WHAT YOU HAVE TO DO: Each entry below is to be written out exactly, and the pictures are to be left out.

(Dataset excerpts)
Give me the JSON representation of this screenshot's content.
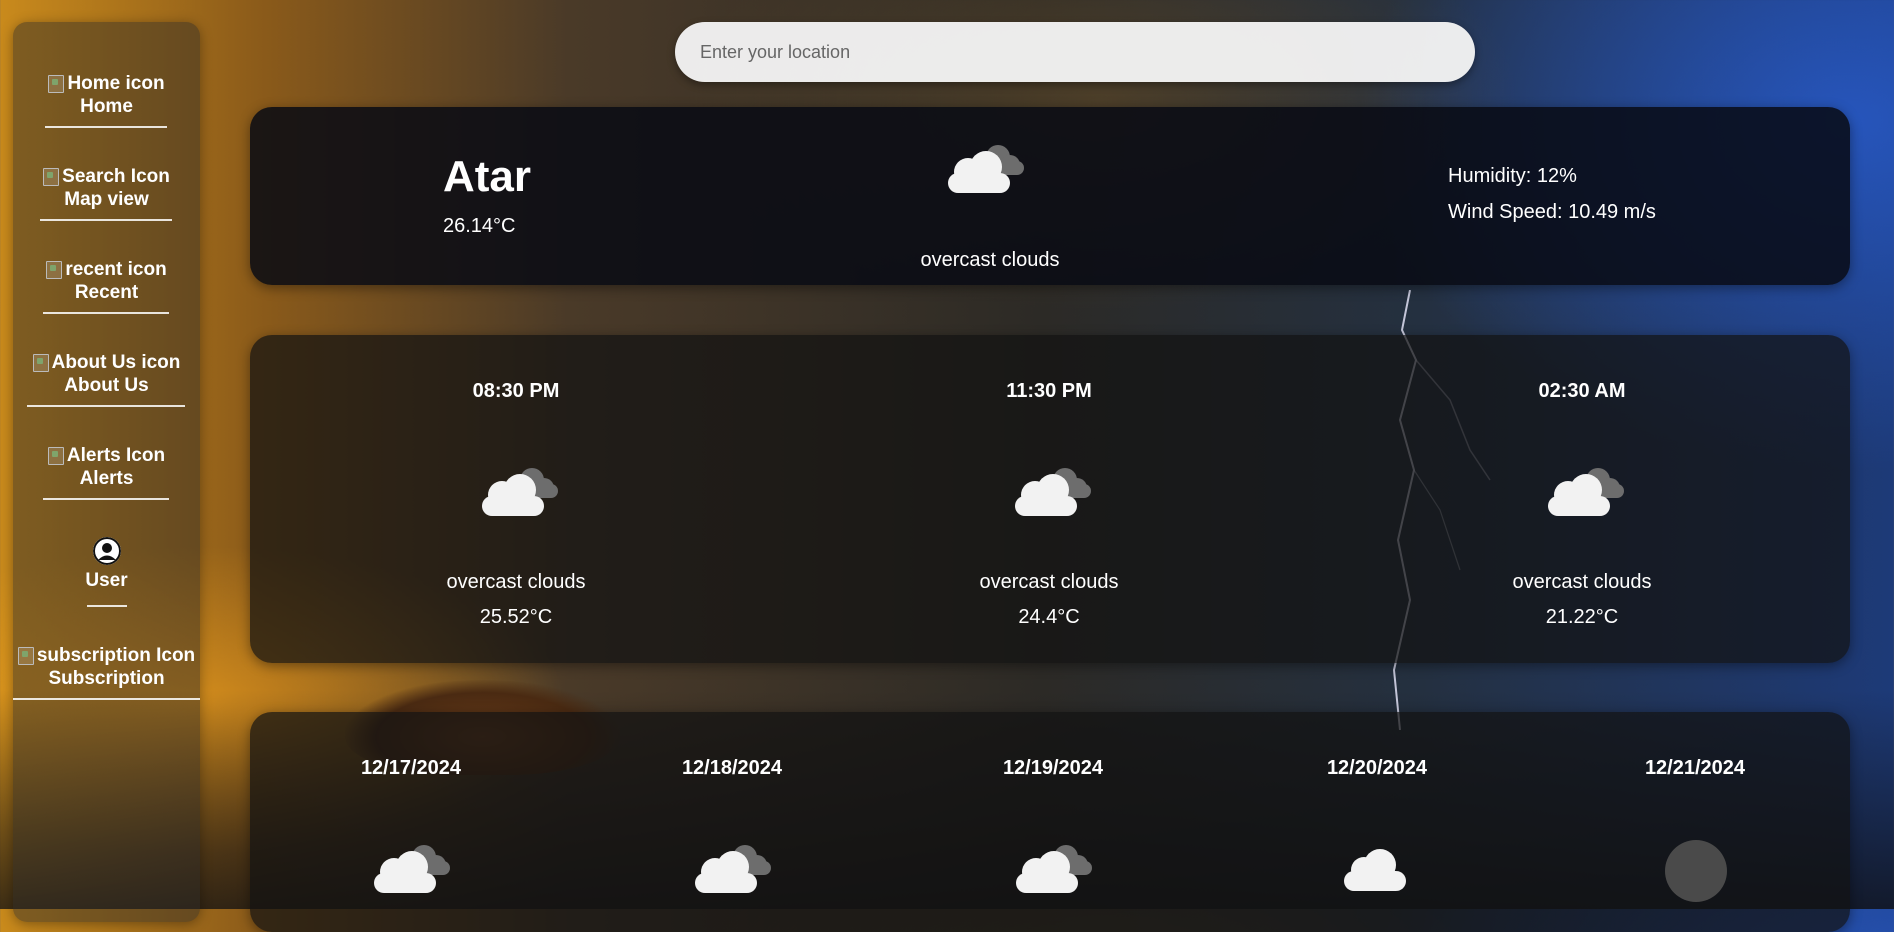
{
  "sidebar": {
    "items": [
      {
        "icon_alt": "Home icon",
        "label": "Home"
      },
      {
        "icon_alt": "Search Icon",
        "label": "Map view"
      },
      {
        "icon_alt": "recent icon",
        "label": "Recent"
      },
      {
        "icon_alt": "About Us icon",
        "label": "About Us"
      },
      {
        "icon_alt": "Alerts Icon",
        "label": "Alerts"
      },
      {
        "icon_alt": "",
        "label": "User"
      },
      {
        "icon_alt": "subscription Icon",
        "label": "Subscription"
      }
    ]
  },
  "search": {
    "placeholder": "Enter your location",
    "value": ""
  },
  "current": {
    "city": "Atar",
    "temperature": "26.14°C",
    "icon": "overcast-clouds-icon",
    "description": "overcast clouds",
    "humidity": "Humidity: 12%",
    "wind": "Wind Speed: 10.49 m/s"
  },
  "hourly": [
    {
      "time": "08:30 PM",
      "icon": "overcast-clouds-icon",
      "description": "overcast clouds",
      "temperature": "25.52°C"
    },
    {
      "time": "11:30 PM",
      "icon": "overcast-clouds-icon",
      "description": "overcast clouds",
      "temperature": "24.4°C"
    },
    {
      "time": "02:30 AM",
      "icon": "overcast-clouds-icon",
      "description": "overcast clouds",
      "temperature": "21.22°C"
    }
  ],
  "daily": [
    {
      "date": "12/17/2024",
      "icon": "overcast-clouds-icon"
    },
    {
      "date": "12/18/2024",
      "icon": "overcast-clouds-icon"
    },
    {
      "date": "12/19/2024",
      "icon": "overcast-clouds-icon"
    },
    {
      "date": "12/20/2024",
      "icon": "cloud-icon"
    },
    {
      "date": "12/21/2024",
      "icon": "clear-sky-icon"
    }
  ]
}
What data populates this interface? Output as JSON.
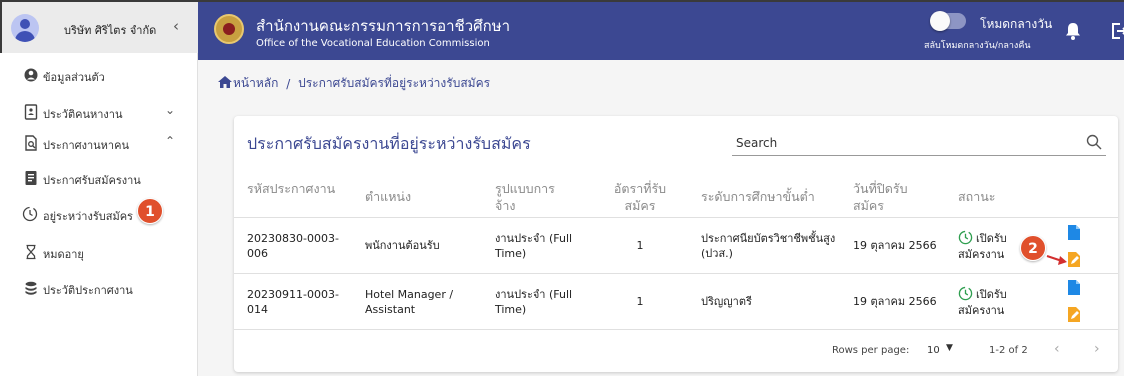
{
  "sidebar": {
    "company": "บริษัท ศิริไตร จำกัด",
    "items": [
      {
        "label": "ข้อมูลส่วนตัว"
      },
      {
        "label": "ประวัติคนหางาน"
      },
      {
        "label": "ประกาศงานหาคน"
      },
      {
        "label": "ประกาศรับสมัครงาน"
      },
      {
        "label": "อยู่ระหว่างรับสมัคร"
      },
      {
        "label": "หมดอายุ"
      },
      {
        "label": "ประวัติประกาศงาน"
      }
    ]
  },
  "topbar": {
    "title": "สำนักงานคณะกรรมการการอาชีวศึกษา",
    "subtitle": "Office of the Vocational Education Commission",
    "mode_label": "โหมดกลางวัน",
    "mode_sub": "สลับโหมดกลางวัน/กลางคืน"
  },
  "breadcrumb": {
    "home": "หน้าหลัก",
    "separator": "/",
    "current": "ประกาศรับสมัครที่อยู่ระหว่างรับสมัคร"
  },
  "card": {
    "title": "ประกาศรับสมัครงานที่อยู่ระหว่างรับสมัคร",
    "search_placeholder": "Search"
  },
  "table": {
    "headers": [
      {
        "l1": "รหัสประกาศงาน",
        "l2": ""
      },
      {
        "l1": "ตำแหน่ง",
        "l2": ""
      },
      {
        "l1": "รูปแบบการ",
        "l2": "จ้าง"
      },
      {
        "l1": "อัตราที่รับ",
        "l2": "สมัคร"
      },
      {
        "l1": "ระดับการศึกษาขั้นต่ำ",
        "l2": ""
      },
      {
        "l1": "วันที่ปิดรับ",
        "l2": "สมัคร"
      },
      {
        "l1": "สถานะ",
        "l2": ""
      }
    ],
    "rows": [
      {
        "code_l1": "20230830-0003-",
        "code_l2": "006",
        "position_l1": "พนักงานต้อนรับ",
        "position_l2": "",
        "type_l1": "งานประจำ (Full",
        "type_l2": "Time)",
        "count": "1",
        "edu_l1": "ประกาศนียบัตรวิชาชีพชั้นสูง",
        "edu_l2": "(ปวส.)",
        "close": "19 ตุลาคม 2566",
        "status_l1": "เปิดรับ",
        "status_l2": "สมัครงาน"
      },
      {
        "code_l1": "20230911-0003-",
        "code_l2": "014",
        "position_l1": "Hotel Manager /",
        "position_l2": "Assistant",
        "type_l1": "งานประจำ (Full",
        "type_l2": "Time)",
        "count": "1",
        "edu_l1": "ปริญญาตรี",
        "edu_l2": "",
        "close": "19 ตุลาคม 2566",
        "status_l1": "เปิดรับ",
        "status_l2": "สมัครงาน"
      }
    ]
  },
  "footer": {
    "rows_label": "Rows per page:",
    "rows_value": "10",
    "range": "1-2 of 2"
  },
  "annotations": {
    "badge1": "1",
    "badge2": "2"
  },
  "colors": {
    "primary": "#3c4892",
    "badge": "#e0502c",
    "status_green": "#2e9e4f",
    "view_icon": "#1e88e5",
    "edit_icon": "#f5a623",
    "arrow": "#d32f2f"
  },
  "icons": [
    "person-icon",
    "resume-icon",
    "job-search-icon",
    "announcement-icon",
    "clock-icon",
    "hourglass-icon",
    "stack-icon",
    "bell-icon",
    "logout-icon",
    "home-icon",
    "search-icon",
    "document-icon",
    "edit-icon"
  ]
}
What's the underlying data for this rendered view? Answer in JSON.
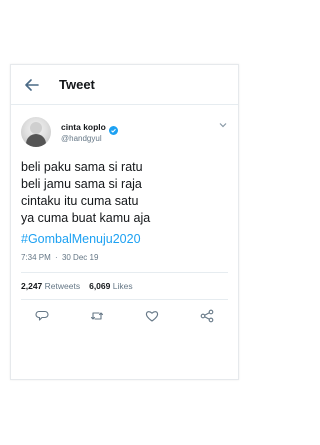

WRITTEN RESPONSE:
Give me the JSON representation of this screenshot's content.
{
  "sidebar": {
    "items": [
      {
        "icon_alt": "Home icon",
        "label": "Home"
      },
      {
        "icon_alt": "Search Icon",
        "label": "Map view"
      },
      {
        "icon_alt": "recent icon",
        "label": "Recent"
      },
      {
        "icon_alt": "About Us icon",
        "label": "About Us"
      },
      {
        "icon_alt": "Alerts Icon",
        "label": "Alerts"
      },
      {
        "icon_alt": "",
        "label": "User"
      },
      {
        "icon_alt": "subscription Icon",
        "label": "Subscription"
      }
    ]
  },
  "search": {
    "placeholder": "Enter your location",
    "value": ""
  },
  "current": {
    "city": "Atar",
    "temperature": "26.14°C",
    "icon": "overcast-clouds-icon",
    "description": "overcast clouds",
    "humidity": "Humidity: 12%",
    "wind": "Wind Speed: 10.49 m/s"
  },
  "hourly": [
    {
      "time": "08:30 PM",
      "icon": "overcast-clouds-icon",
      "description": "overcast clouds",
      "temperature": "25.52°C"
    },
    {
      "time": "11:30 PM",
      "icon": "overcast-clouds-icon",
      "description": "overcast clouds",
      "temperature": "24.4°C"
    },
    {
      "time": "02:30 AM",
      "icon": "overcast-clouds-icon",
      "description": "overcast clouds",
      "temperature": "21.22°C"
    }
  ],
  "daily": [
    {
      "date": "12/17/2024",
      "icon": "overcast-clouds-icon"
    },
    {
      "date": "12/18/2024",
      "icon": "overcast-clouds-icon"
    },
    {
      "date": "12/19/2024",
      "icon": "overcast-clouds-icon"
    },
    {
      "date": "12/20/2024",
      "icon": "cloud-icon"
    },
    {
      "date": "12/21/2024",
      "icon": "clear-sky-icon"
    }
  ]
}
What data populates this interface? Output as JSON.
{
  "sidebar": {
    "company": "บริษัท ศิริไตร จำกัด",
    "items": [
      {
        "label": "ข้อมูลส่วนตัว"
      },
      {
        "label": "ประวัติคนหางาน"
      },
      {
        "label": "ประกาศงานหาคน"
      },
      {
        "label": "ประกาศรับสมัครงาน"
      },
      {
        "label": "อยู่ระหว่างรับสมัคร"
      },
      {
        "label": "หมดอายุ"
      },
      {
        "label": "ประวัติประกาศงาน"
      }
    ]
  },
  "topbar": {
    "title": "สำนักงานคณะกรรมการการอาชีวศึกษา",
    "subtitle": "Office of the Vocational Education Commission",
    "mode_label": "โหมดกลางวัน",
    "mode_sub": "สลับโหมดกลางวัน/กลางคืน"
  },
  "breadcrumb": {
    "home": "หน้าหลัก",
    "separator": "/",
    "current": "ประกาศรับสมัครที่อยู่ระหว่างรับสมัคร"
  },
  "card": {
    "title": "ประกาศรับสมัครงานที่อยู่ระหว่างรับสมัคร",
    "search_placeholder": "Search"
  },
  "table": {
    "headers": [
      {
        "l1": "รหัสประกาศงาน",
        "l2": ""
      },
      {
        "l1": "ตำแหน่ง",
        "l2": ""
      },
      {
        "l1": "รูปแบบการ",
        "l2": "จ้าง"
      },
      {
        "l1": "อัตราที่รับ",
        "l2": "สมัคร"
      },
      {
        "l1": "ระดับการศึกษาขั้นต่ำ",
        "l2": ""
      },
      {
        "l1": "วันที่ปิดรับ",
        "l2": "สมัคร"
      },
      {
        "l1": "สถานะ",
        "l2": ""
      }
    ],
    "rows": [
      {
        "code_l1": "20230830-0003-",
        "code_l2": "006",
        "position_l1": "พนักงานต้อนรับ",
        "position_l2": "",
        "type_l1": "งานประจำ (Full",
        "type_l2": "Time)",
        "count": "1",
        "edu_l1": "ประกาศนียบัตรวิชาชีพชั้นสูง",
        "edu_l2": "(ปวส.)",
        "close": "19 ตุลาคม 2566",
        "status_l1": "เปิดรับ",
        "status_l2": "สมัครงาน"
      },
      {
        "code_l1": "20230911-0003-",
        "code_l2": "014",
        "position_l1": "Hotel Manager /",
        "position_l2": "Assistant",
        "type_l1": "งานประจำ (Full",
        "type_l2": "Time)",
        "count": "1",
        "edu_l1": "ปริญญาตรี",
        "edu_l2": "",
        "close": "19 ตุลาคม 2566",
        "status_l1": "เปิดรับ",
        "status_l2": "สมัครงาน"
      }
    ]
  },
  "footer": {
    "rows_label": "Rows per page:",
    "rows_value": "10",
    "range": "1-2 of 2"
  },
  "annotations": {
    "badge1": "1",
    "badge2": "2"
  },
  "colors": {
    "primary": "#3c4892",
    "badge": "#e0502c",
    "status_green": "#2e9e4f",
    "view_icon": "#1e88e5",
    "edit_icon": "#f5a623",
    "arrow": "#d32f2f"
  },
  "icons": [
    "person-icon",
    "resume-icon",
    "job-search-icon",
    "announcement-icon",
    "clock-icon",
    "hourglass-icon",
    "stack-icon",
    "bell-icon",
    "logout-icon",
    "home-icon",
    "search-icon",
    "document-icon",
    "edit-icon"
  ]
}
What's the underlying data for this rendered view? Answer in JSON.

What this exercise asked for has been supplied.